TASK DATA >>
>> start

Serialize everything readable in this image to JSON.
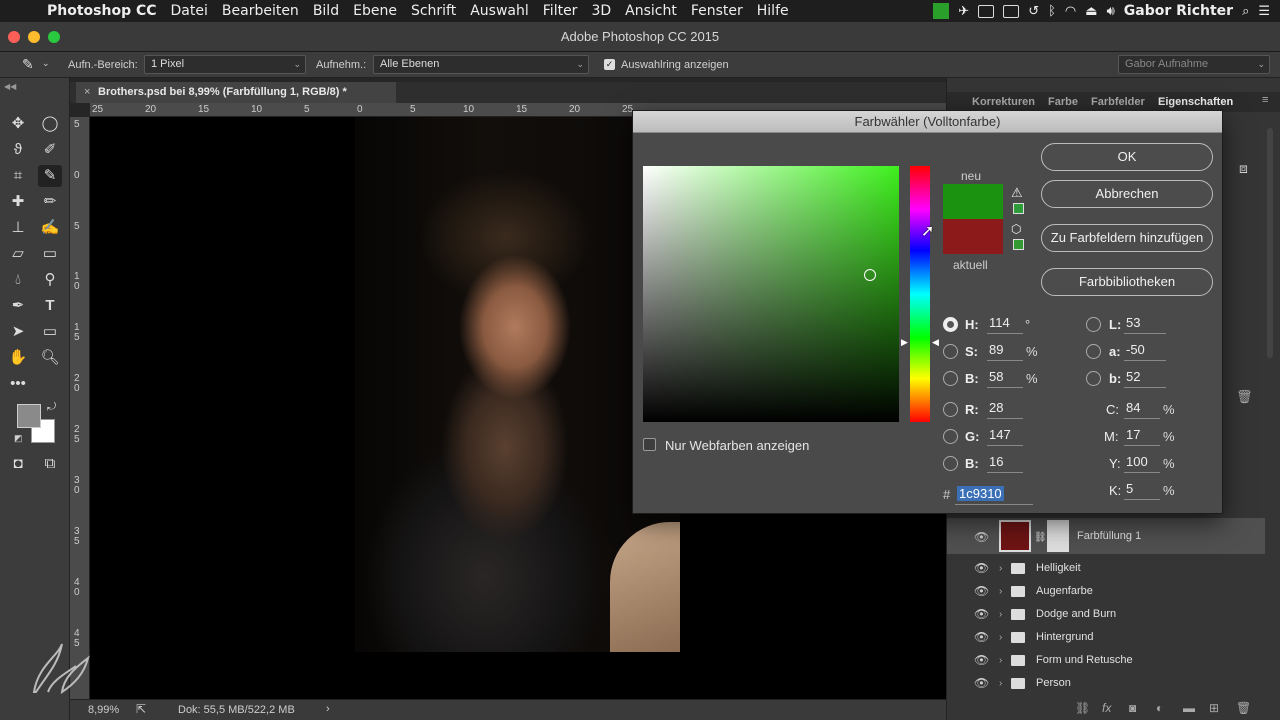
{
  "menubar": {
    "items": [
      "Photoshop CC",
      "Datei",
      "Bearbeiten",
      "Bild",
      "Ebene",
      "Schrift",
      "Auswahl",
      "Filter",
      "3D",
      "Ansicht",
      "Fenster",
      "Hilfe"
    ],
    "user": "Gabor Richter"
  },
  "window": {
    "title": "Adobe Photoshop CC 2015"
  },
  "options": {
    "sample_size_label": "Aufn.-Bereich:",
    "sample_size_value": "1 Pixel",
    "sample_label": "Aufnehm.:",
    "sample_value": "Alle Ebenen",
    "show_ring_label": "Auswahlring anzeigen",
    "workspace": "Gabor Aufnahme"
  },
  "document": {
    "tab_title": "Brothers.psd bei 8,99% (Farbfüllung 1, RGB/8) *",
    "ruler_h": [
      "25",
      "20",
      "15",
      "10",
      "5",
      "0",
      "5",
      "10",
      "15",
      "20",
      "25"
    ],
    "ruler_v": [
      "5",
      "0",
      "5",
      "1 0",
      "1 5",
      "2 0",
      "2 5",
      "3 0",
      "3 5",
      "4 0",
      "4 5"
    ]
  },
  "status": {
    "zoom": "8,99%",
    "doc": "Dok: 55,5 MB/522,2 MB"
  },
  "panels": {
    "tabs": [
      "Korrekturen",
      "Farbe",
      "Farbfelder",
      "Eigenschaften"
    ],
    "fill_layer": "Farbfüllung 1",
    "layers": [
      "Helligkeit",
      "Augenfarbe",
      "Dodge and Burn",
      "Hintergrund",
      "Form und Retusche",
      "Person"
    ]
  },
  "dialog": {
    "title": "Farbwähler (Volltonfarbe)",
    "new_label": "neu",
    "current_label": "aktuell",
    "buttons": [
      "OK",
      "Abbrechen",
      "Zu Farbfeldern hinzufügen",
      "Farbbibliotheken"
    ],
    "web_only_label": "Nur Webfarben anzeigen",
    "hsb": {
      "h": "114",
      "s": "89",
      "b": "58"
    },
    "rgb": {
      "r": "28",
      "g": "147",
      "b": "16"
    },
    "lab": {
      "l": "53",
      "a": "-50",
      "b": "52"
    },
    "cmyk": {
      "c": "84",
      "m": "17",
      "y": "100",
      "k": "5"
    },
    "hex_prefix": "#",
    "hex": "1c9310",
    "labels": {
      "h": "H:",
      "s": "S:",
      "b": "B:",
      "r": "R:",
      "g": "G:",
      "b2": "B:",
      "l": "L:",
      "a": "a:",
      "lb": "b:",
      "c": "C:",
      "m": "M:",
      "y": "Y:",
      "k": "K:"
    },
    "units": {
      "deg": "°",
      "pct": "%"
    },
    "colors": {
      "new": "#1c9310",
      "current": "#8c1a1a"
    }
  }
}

>> end

Scan the material above for the string "Gabor" and return the lines that hold it.

    "user": "Gabor Richter"
    "workspace": "Gabor Aufnahme"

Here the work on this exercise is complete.